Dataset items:

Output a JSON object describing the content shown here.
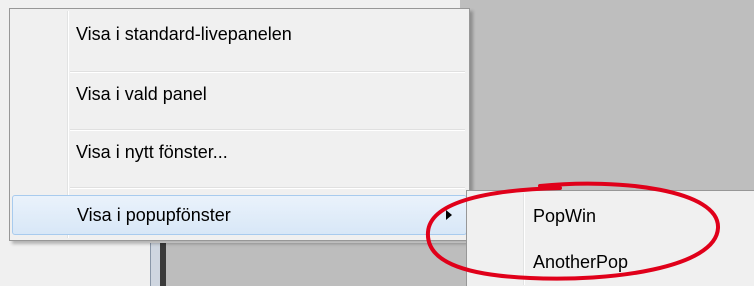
{
  "context_menu": {
    "items": [
      {
        "label": "Visa i standard-livepanelen"
      },
      {
        "label": "Visa i vald panel"
      },
      {
        "label": "Visa i nytt fönster..."
      },
      {
        "label": "Visa i popupfönster",
        "has_submenu": true,
        "highlighted": true
      }
    ]
  },
  "submenu": {
    "items": [
      {
        "label": "PopWin"
      },
      {
        "label": "AnotherPop"
      }
    ]
  },
  "colors": {
    "annotation": "#e0001a",
    "highlight_border": "#a8cbee",
    "menu_background": "#f0f0f0"
  },
  "icons": {
    "submenu_arrow": "chevron-right-icon"
  }
}
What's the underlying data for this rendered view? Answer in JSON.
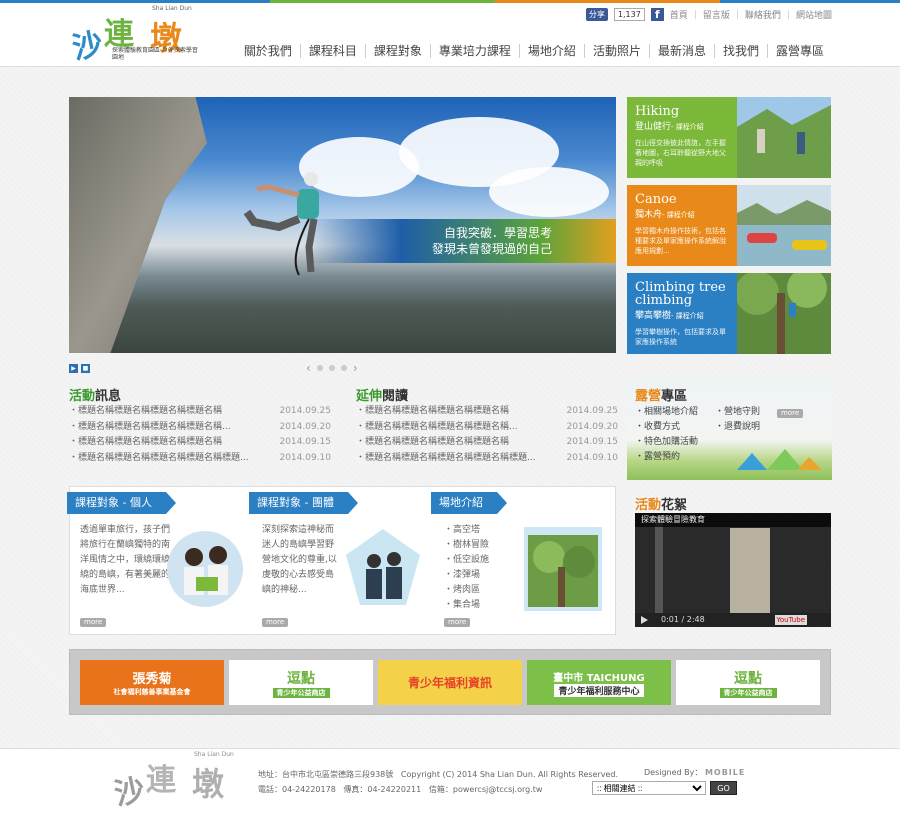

Short problem :: Reproduce every line above as written, skipping pictures.

The reply ::
Output a JSON object describing the content shown here.
{
  "context_menu": {
    "items": [
      {
        "label": "Visa i standard-livepanelen"
      },
      {
        "label": "Visa i vald panel"
      },
      {
        "label": "Visa i nytt fönster..."
      },
      {
        "label": "Visa i popupfönster",
        "has_submenu": true,
        "highlighted": true
      }
    ]
  },
  "submenu": {
    "items": [
      {
        "label": "PopWin"
      },
      {
        "label": "AnotherPop"
      }
    ]
  },
  "colors": {
    "annotation": "#e0001a",
    "highlight_border": "#a8cbee",
    "menu_background": "#f0f0f0"
  },
  "icons": {
    "submenu_arrow": "chevron-right-icon"
  }
}
What's the underlying data for this rendered view? Answer in JSON.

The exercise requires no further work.